--- Start of Material to process ---

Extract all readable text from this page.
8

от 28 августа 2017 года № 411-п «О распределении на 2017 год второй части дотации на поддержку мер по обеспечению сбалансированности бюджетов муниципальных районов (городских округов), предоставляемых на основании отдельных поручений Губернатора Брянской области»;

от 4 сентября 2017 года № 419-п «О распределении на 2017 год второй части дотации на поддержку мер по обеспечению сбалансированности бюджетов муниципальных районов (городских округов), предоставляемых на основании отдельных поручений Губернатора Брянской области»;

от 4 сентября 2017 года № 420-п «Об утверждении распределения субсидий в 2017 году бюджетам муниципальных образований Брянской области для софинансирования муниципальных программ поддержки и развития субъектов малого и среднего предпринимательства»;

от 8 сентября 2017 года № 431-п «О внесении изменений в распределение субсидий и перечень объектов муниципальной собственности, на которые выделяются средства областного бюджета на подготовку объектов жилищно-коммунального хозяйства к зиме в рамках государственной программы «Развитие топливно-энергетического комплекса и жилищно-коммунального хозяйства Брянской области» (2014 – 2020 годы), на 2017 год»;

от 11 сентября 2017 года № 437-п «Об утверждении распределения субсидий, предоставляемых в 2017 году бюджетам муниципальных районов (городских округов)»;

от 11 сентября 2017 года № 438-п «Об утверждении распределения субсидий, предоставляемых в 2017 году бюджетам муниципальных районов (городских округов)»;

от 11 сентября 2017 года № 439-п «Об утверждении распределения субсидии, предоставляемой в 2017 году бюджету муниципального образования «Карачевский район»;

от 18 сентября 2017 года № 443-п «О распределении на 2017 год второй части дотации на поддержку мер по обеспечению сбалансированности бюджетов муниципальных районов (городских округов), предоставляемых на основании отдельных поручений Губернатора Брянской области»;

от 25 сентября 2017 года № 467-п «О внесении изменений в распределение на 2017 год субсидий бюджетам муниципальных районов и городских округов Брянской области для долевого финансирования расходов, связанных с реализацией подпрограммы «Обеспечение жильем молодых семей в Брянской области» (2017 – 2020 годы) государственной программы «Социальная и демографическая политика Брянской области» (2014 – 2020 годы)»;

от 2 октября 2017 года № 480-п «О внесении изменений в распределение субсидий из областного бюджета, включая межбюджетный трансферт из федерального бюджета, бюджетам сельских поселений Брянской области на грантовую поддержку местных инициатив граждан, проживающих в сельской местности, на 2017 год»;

--- End of Material to process ---

## Written exercise
Retype the material in full, character for character.

## Task solution
Extract all readable text from this page.
8

от 28 августа 2017 года № 411-п «О распределении на 2017 год второй части дотации на поддержку мер по обеспечению сбалансированности бюджетов муниципальных районов (городских округов), предоставляемых на основании отдельных поручений Губернатора Брянской области»;

от 4 сентября 2017 года № 419-п «О распределении на 2017 год второй части дотации на поддержку мер по обеспечению сбалансированности бюджетов муниципальных районов (городских округов), предоставляемых на основании отдельных поручений Губернатора Брянской области»;

от 4 сентября 2017 года № 420-п «Об утверждении распределения субсидий в 2017 году бюджетам муниципальных образований Брянской области для софинансирования муниципальных программ поддержки и развития субъектов малого и среднего предпринимательства»;

от 8 сентября 2017 года № 431-п «О внесении изменений в распределение субсидий и перечень объектов муниципальной собственности, на которые выделяются средства областного бюджета на подготовку объектов жилищно-коммунального хозяйства к зиме в рамках государственной программы «Развитие топливно-энергетического комплекса и жилищно-коммунального хозяйства Брянской области» (2014 – 2020 годы), на 2017 год»;

от 11 сентября 2017 года № 437-п «Об утверждении распределения субсидий, предоставляемых в 2017 году бюджетам муниципальных районов (городских округов)»;

от 11 сентября 2017 года № 438-п «Об утверждении распределения субсидий, предоставляемых в 2017 году бюджетам муниципальных районов (городских округов)»;

от 11 сентября 2017 года № 439-п «Об утверждении распределения субсидии, предоставляемой в 2017 году бюджету муниципального образования «Карачевский район»;

от 18 сентября 2017 года № 443-п «О распределении на 2017 год второй части дотации на поддержку мер по обеспечению сбалансированности бюджетов муниципальных районов (городских округов), предоставляемых на основании отдельных поручений Губернатора Брянской области»;

от 25 сентября 2017 года № 467-п «О внесении изменений в распределение на 2017 год субсидий бюджетам муниципальных районов и городских округов Брянской области для долевого финансирования расходов, связанных с реализацией подпрограммы «Обеспечение жильем молодых семей в Брянской области» (2017 – 2020 годы) государственной программы «Социальная и демографическая политика Брянской области» (2014 – 2020 годы)»;

от 2 октября 2017 года № 480-п «О внесении изменений в распределение субсидий из областного бюджета, включая межбюджетный трансферт из федерального бюджета, бюджетам сельских поселений Брянской области на грантовую поддержку местных инициатив граждан, проживающих в сельской местности, на 2017 год»;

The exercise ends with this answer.